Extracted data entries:

◆ ◆ ◆ ◆ ◆

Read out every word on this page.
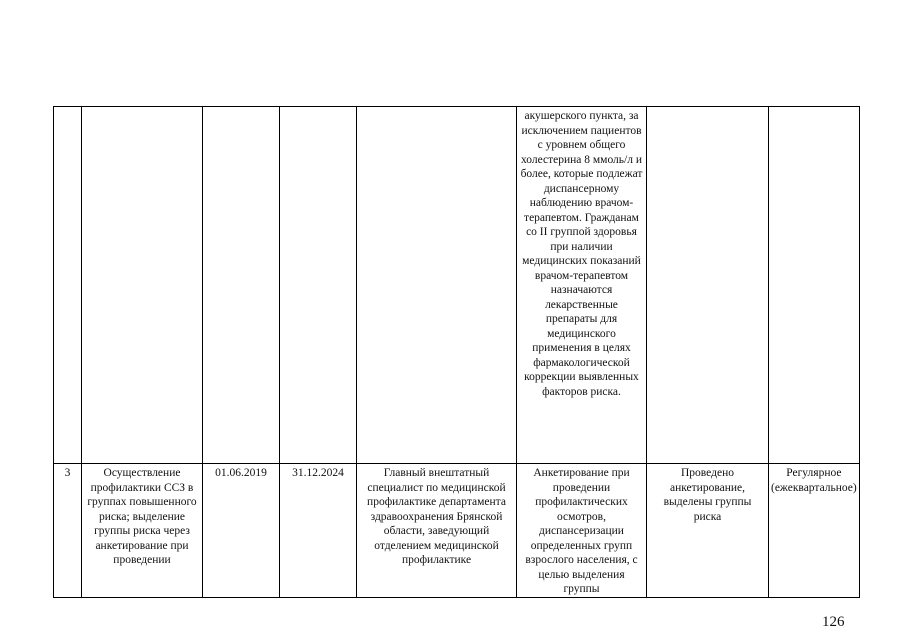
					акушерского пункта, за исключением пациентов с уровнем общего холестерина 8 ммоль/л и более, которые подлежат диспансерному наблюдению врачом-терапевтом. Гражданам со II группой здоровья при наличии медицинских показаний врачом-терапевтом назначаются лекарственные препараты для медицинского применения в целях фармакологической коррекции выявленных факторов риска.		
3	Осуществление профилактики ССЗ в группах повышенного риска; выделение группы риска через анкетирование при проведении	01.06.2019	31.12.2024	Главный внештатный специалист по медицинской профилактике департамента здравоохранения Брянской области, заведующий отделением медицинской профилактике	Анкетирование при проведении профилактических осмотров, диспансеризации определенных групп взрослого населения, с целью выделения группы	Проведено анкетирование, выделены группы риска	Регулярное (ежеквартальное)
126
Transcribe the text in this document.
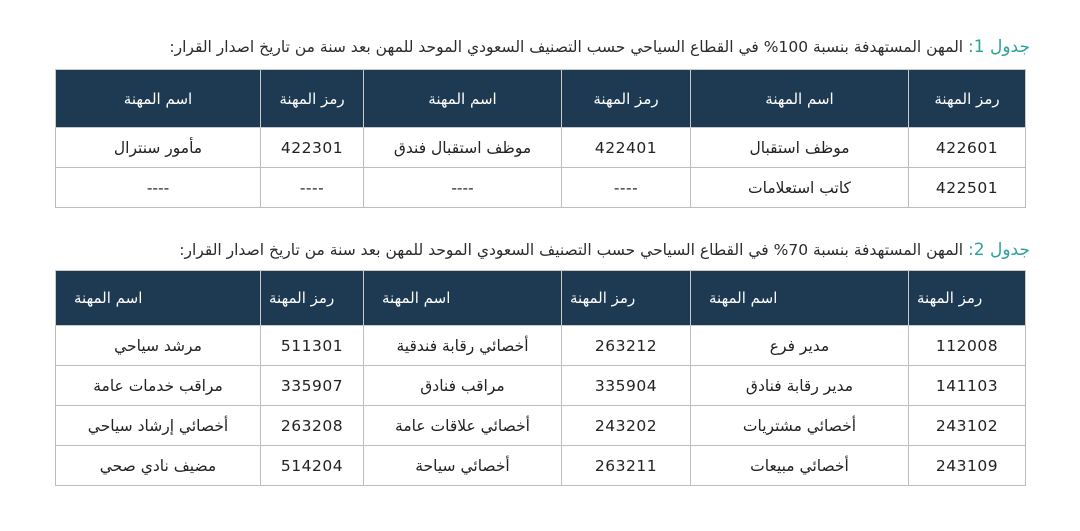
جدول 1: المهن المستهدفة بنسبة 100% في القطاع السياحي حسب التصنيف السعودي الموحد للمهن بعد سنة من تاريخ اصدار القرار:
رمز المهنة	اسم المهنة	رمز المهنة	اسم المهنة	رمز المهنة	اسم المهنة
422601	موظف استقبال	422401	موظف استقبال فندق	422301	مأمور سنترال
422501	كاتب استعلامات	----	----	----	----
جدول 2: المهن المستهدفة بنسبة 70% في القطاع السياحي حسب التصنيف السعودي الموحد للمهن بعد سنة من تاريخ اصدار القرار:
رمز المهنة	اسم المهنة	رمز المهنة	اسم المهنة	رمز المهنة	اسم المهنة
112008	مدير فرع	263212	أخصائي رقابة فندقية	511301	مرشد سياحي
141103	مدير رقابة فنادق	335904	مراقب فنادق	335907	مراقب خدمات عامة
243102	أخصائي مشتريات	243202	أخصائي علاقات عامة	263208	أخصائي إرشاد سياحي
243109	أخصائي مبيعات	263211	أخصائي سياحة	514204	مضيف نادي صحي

◆ ◆ ◆ ◆ ◆

- **REQUIREMENT**
Exclude the pictures and transcribe all of the entries exactly.

- **TASK ANSWER**
Read out every word on this page.
					акушерского пункта, за исключением пациентов с уровнем общего холестерина 8 ммоль/л и более, которые подлежат диспансерному наблюдению врачом-терапевтом. Гражданам со II группой здоровья при наличии медицинских показаний врачом-терапевтом назначаются лекарственные препараты для медицинского применения в целях фармакологической коррекции выявленных факторов риска.		
3	Осуществление профилактики ССЗ в группах повышенного риска; выделение группы риска через анкетирование при проведении	01.06.2019	31.12.2024	Главный внештатный специалист по медицинской профилактике департамента здравоохранения Брянской области, заведующий отделением медицинской профилактике	Анкетирование при проведении профилактических осмотров, диспансеризации определенных групп взрослого населения, с целью выделения группы	Проведено анкетирование, выделены группы риска	Регулярное (ежеквартальное)
126
Transcribe the text in this document.
جدول 1: المهن المستهدفة بنسبة 100% في القطاع السياحي حسب التصنيف السعودي الموحد للمهن بعد سنة من تاريخ اصدار القرار:
رمز المهنة	اسم المهنة	رمز المهنة	اسم المهنة	رمز المهنة	اسم المهنة
422601	موظف استقبال	422401	موظف استقبال فندق	422301	مأمور سنترال
422501	كاتب استعلامات	----	----	----	----
جدول 2: المهن المستهدفة بنسبة 70% في القطاع السياحي حسب التصنيف السعودي الموحد للمهن بعد سنة من تاريخ اصدار القرار:
رمز المهنة	اسم المهنة	رمز المهنة	اسم المهنة	رمز المهنة	اسم المهنة
112008	مدير فرع	263212	أخصائي رقابة فندقية	511301	مرشد سياحي
141103	مدير رقابة فنادق	335904	مراقب فنادق	335907	مراقب خدمات عامة
243102	أخصائي مشتريات	243202	أخصائي علاقات عامة	263208	أخصائي إرشاد سياحي
243109	أخصائي مبيعات	263211	أخصائي سياحة	514204	مضيف نادي صحي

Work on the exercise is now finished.